*Extrait du document:*
Interrogé sur les étapes d’inscription et de participation Hadj Bahar-o-din a déclaré que l’annonce était faite environ quatre ou cinq mois avant les compétitions, par le ministère des affaires étrangères. «Nous organisons une réunion avant les compétitions, avec les représentants du premier ministre, du ministère des affaires étrangères, du ministère de la défense et d’autres ministères. L’organisation de la conférence islamique et des pays non musulmans où vivent des minorités musulmanes, sont invités à participer aux compétitions, comme le Cambodge et la Thaïlande qui sont des pays bouddhistes, et le Vietnam, la Chine et la Russie qui comptent beaucoup de musulmans.
Pendant la guerre froide, les communistes se sont beaucoup opposés à l’islam et ont massacré de nombreux musulmans au Cambodge. Je me souviens une année, une des participantes du Vietnam, disait en pleurant qu’elle ne savait pas si elle serait encore là l’année prochaine, car les musulmans étaient massacrés dans son pays. Après vingt compétitions en Malaisie, l’Arabie saoudite a organisé sa première compétition internationale. Seyed Nasr qui était le représentant du Parlement et du comité d’organisation, m’a emmené à la Mecque avec un lecteur, un mémorisateur et un membre du jury».
Le responsable d’Iqna a interrogé Hadj Bahar-o-din sur les décors et ce qu’ils en faisaient après les compétitions. Hadj Bahar-o-din a répondu que le décor était le travail du comité d’organisation, et que chaque année, plusieurs projets étaient présentés. «Avant c’était le premier ministre qui décidait» a-t-il dit «cette année, je ne sais pas comment cela va se passer car il y a eu beaucoup de changements au niveau du ministère, je ne sais pas si le Premier ministre a eu le temps de penser au décor des compétitions. Après les compétitions, les décors sont jetés ou utilisés en partie par le centre, garder les décors exigerait des dépenses importantes. Je ne sais pas à combien est évalué le budget pour ces décors, cela n’entre pas dans le domaine de mes responsabilités».

*Consigne:* Prolongez, s'il vous plaît, l'extrait sur les compétitions internationales à partir de sa dernière phrase. Les lignes ci-après forment un matériau indépendant de l'extrait sur les compétitions internationales.

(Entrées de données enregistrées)
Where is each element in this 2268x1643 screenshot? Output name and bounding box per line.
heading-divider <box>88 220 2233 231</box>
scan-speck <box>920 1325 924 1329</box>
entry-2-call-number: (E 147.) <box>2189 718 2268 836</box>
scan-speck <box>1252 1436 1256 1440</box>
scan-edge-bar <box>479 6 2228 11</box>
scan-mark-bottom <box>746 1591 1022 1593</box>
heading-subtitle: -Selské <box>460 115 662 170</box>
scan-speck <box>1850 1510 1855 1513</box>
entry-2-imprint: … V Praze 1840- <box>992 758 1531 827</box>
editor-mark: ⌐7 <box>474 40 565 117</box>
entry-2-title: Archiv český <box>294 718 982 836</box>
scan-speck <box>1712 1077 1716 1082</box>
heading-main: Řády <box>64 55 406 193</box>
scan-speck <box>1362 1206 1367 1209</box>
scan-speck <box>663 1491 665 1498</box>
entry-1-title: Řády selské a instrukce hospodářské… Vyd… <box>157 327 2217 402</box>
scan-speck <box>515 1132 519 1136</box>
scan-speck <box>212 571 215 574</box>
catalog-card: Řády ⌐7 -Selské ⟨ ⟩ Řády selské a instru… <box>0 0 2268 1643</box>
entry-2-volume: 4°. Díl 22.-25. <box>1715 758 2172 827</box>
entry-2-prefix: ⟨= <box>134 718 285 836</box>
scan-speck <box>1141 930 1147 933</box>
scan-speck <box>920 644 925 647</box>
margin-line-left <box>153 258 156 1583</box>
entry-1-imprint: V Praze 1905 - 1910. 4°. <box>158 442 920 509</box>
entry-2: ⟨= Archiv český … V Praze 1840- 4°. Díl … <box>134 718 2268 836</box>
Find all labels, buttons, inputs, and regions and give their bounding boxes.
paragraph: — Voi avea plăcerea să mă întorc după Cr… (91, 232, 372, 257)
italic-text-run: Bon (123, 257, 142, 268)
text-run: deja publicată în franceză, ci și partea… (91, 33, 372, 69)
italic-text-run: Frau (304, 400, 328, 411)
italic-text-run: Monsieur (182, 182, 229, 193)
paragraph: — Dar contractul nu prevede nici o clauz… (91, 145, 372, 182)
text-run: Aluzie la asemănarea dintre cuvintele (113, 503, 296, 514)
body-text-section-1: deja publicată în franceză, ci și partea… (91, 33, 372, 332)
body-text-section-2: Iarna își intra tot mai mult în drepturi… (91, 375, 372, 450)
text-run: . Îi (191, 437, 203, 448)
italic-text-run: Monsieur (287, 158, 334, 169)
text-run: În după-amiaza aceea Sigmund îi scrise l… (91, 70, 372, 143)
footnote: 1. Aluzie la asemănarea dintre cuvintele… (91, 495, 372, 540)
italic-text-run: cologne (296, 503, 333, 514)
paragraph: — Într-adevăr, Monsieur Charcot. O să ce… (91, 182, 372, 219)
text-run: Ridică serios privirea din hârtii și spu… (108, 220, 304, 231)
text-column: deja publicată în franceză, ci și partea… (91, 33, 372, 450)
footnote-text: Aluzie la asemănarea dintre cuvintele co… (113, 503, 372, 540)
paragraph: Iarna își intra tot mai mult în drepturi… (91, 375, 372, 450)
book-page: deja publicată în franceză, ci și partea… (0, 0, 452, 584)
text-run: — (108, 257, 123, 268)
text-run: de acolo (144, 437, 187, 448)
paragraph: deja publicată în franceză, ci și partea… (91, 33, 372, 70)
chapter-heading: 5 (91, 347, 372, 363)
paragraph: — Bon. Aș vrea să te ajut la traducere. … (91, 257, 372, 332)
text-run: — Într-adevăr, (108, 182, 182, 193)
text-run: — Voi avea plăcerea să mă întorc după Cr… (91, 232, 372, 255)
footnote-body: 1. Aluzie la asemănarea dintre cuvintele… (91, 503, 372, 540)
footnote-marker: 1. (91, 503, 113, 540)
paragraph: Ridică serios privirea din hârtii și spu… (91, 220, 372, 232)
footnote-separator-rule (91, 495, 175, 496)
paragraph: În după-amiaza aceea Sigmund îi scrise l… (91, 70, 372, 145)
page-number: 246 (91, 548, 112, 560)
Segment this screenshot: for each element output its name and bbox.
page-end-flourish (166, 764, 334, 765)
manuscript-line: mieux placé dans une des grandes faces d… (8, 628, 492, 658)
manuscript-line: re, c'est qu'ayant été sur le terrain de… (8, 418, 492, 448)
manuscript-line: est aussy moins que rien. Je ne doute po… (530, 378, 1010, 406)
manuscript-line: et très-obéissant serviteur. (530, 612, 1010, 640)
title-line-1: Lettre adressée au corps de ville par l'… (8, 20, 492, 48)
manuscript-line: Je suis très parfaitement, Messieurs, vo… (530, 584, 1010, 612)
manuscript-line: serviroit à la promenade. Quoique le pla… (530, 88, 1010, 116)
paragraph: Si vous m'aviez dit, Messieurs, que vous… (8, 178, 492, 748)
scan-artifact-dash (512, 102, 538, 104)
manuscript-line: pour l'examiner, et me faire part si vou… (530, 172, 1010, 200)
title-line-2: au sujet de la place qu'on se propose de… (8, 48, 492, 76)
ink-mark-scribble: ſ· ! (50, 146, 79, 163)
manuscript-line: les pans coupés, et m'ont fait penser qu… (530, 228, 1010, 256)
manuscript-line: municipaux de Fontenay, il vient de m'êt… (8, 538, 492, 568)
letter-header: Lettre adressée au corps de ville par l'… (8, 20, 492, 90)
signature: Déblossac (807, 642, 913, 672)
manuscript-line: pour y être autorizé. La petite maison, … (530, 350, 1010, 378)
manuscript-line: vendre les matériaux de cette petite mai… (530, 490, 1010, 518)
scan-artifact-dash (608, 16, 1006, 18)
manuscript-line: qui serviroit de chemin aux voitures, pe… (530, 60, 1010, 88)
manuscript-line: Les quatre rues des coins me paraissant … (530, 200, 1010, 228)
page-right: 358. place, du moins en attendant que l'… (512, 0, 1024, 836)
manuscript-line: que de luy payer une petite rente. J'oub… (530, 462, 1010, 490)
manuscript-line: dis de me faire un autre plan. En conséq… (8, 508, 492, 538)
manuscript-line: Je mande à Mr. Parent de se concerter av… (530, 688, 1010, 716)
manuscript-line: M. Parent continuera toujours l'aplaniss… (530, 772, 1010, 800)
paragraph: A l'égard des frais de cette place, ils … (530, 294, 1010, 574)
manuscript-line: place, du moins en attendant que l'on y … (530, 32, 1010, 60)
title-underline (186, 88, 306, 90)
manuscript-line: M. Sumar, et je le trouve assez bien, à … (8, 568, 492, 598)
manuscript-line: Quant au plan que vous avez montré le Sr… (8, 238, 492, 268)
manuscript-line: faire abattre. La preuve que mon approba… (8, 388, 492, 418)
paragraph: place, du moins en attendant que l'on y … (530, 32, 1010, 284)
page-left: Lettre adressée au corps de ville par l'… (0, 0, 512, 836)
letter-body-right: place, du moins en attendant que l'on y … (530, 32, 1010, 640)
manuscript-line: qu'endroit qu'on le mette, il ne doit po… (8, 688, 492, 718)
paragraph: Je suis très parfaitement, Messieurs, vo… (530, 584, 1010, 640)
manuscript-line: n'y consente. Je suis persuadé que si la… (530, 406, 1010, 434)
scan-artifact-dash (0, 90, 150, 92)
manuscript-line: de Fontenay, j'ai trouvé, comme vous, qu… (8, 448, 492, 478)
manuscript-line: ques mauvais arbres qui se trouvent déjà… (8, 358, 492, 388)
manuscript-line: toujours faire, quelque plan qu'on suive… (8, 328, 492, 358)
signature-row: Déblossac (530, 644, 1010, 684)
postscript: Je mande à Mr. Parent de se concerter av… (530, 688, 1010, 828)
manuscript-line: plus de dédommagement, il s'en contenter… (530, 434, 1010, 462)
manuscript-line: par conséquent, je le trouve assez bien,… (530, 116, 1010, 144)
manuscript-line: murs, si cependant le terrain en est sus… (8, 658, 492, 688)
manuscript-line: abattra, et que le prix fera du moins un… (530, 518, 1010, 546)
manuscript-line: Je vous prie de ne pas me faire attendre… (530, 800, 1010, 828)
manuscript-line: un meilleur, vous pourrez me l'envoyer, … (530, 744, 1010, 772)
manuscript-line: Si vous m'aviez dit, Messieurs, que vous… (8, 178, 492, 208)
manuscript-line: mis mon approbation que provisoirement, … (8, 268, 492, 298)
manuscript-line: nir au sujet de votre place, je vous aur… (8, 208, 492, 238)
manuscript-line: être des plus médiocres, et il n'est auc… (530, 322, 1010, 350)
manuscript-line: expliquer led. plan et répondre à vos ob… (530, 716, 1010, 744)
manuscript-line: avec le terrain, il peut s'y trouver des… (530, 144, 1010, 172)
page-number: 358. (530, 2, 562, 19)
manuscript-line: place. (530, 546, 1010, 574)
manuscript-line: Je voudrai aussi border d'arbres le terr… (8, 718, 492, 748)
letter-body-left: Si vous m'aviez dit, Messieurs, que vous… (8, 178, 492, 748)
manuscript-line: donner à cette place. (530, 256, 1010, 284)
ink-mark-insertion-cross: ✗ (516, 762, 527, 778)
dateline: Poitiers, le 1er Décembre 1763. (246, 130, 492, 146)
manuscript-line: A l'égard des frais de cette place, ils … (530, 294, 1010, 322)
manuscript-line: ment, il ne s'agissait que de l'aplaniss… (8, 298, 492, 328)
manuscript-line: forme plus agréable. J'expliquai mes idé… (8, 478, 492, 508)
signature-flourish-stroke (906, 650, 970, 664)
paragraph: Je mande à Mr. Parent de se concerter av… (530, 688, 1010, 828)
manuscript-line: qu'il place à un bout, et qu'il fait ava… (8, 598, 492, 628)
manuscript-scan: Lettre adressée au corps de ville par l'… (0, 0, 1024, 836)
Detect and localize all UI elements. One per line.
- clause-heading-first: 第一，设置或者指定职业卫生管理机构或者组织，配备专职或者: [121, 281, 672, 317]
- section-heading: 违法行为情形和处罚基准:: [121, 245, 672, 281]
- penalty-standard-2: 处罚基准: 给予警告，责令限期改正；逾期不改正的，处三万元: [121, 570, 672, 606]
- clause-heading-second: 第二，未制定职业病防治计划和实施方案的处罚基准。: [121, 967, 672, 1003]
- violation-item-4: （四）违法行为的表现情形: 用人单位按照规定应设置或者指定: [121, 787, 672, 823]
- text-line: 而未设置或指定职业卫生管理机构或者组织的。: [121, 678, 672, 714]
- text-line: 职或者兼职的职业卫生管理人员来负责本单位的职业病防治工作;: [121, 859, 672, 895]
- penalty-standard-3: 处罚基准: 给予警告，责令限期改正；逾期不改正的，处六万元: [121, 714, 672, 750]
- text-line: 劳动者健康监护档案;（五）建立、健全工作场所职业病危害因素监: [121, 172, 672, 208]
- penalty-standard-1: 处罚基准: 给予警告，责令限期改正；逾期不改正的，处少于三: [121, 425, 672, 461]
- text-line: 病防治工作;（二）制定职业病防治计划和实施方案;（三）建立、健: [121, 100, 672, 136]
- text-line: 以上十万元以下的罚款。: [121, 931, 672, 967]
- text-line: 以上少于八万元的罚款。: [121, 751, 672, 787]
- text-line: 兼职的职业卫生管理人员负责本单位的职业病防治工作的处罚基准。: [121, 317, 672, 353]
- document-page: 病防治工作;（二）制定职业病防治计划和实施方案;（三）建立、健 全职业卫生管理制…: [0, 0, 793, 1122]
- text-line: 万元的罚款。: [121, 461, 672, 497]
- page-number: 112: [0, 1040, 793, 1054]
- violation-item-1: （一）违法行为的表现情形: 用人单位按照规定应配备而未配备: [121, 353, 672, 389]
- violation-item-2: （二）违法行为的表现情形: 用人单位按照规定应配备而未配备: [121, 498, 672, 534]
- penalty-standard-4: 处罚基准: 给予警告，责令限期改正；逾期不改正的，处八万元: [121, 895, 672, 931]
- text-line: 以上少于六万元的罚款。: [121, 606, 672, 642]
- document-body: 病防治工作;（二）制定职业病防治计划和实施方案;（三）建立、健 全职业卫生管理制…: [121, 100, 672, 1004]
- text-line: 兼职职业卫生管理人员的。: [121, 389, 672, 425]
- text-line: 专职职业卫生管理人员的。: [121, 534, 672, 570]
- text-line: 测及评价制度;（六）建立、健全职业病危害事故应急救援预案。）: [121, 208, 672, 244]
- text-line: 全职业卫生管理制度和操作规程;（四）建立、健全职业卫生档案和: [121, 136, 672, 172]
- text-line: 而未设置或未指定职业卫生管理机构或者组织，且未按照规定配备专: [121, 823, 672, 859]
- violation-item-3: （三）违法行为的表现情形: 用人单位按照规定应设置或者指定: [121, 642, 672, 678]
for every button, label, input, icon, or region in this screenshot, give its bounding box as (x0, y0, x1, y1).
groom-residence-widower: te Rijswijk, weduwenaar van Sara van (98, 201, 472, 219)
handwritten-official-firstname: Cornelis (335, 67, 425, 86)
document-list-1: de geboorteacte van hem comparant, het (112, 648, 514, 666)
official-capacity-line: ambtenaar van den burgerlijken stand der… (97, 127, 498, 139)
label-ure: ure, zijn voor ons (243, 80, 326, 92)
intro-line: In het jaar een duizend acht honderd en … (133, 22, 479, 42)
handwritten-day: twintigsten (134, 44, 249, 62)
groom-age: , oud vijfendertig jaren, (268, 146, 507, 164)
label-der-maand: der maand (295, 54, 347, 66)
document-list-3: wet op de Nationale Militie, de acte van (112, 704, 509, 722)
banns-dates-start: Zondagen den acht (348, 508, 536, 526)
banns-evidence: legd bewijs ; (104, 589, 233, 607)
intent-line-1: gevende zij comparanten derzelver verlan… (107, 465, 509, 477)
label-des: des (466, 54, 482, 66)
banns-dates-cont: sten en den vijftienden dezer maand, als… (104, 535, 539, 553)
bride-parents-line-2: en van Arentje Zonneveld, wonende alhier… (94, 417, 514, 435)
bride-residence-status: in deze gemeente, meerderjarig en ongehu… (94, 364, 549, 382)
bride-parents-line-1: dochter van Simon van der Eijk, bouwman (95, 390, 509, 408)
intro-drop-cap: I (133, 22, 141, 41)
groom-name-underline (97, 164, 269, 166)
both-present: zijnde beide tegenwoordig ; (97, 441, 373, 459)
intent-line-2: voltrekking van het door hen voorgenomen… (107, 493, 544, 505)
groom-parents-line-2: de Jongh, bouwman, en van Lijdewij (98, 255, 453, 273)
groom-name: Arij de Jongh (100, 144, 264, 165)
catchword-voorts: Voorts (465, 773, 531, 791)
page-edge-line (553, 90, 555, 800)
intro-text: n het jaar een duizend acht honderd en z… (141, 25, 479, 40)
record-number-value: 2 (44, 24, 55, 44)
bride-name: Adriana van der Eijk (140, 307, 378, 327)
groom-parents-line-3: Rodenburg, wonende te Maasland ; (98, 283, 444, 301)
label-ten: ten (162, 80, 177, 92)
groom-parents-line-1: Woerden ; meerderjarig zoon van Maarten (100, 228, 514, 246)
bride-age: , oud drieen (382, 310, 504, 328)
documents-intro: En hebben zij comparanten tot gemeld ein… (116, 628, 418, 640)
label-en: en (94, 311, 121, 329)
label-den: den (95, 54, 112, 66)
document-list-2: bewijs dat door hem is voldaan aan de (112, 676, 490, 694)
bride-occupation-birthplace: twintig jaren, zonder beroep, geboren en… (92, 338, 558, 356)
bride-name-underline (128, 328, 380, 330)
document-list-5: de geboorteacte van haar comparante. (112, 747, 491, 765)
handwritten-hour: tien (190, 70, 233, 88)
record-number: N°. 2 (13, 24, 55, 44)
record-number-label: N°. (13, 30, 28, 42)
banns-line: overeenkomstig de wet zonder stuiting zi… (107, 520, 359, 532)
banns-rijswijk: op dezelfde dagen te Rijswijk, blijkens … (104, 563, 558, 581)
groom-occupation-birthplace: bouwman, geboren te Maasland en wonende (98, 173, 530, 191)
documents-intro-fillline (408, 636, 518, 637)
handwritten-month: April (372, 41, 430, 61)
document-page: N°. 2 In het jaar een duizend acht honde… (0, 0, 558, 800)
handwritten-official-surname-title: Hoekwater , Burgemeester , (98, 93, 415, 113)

*Réponse rédigée:*
Rahim Khaki qui est aussi responsable des activités coraniques universitaires, a ensuite donné des explications à Hadj Bahar-o-din sur le déroulement des compétitions en Iran: «Cette année, lors de la vingt sixième compétition internationale coranique de Téhéran, nous avions un concurrent et un membre du jury malais. Je vous invite personnellement à venir en Iran pour assister de près aux prochaines compétitions et nous faire partager votre expérience», a-t-il dit.
Hadj Bahar-o-din ben Mardji l’a remercié pour cette invitation et a déclaré qu’il serait très heureux de venir en Iran. «Veuillez envoyer votre invitation à notre ambassadeur à Téhéran qui avertira le ministre des affaires étrangères et les responsables des affaires religieuses qui s’occuperont de mon voyage», a-t-il répondu.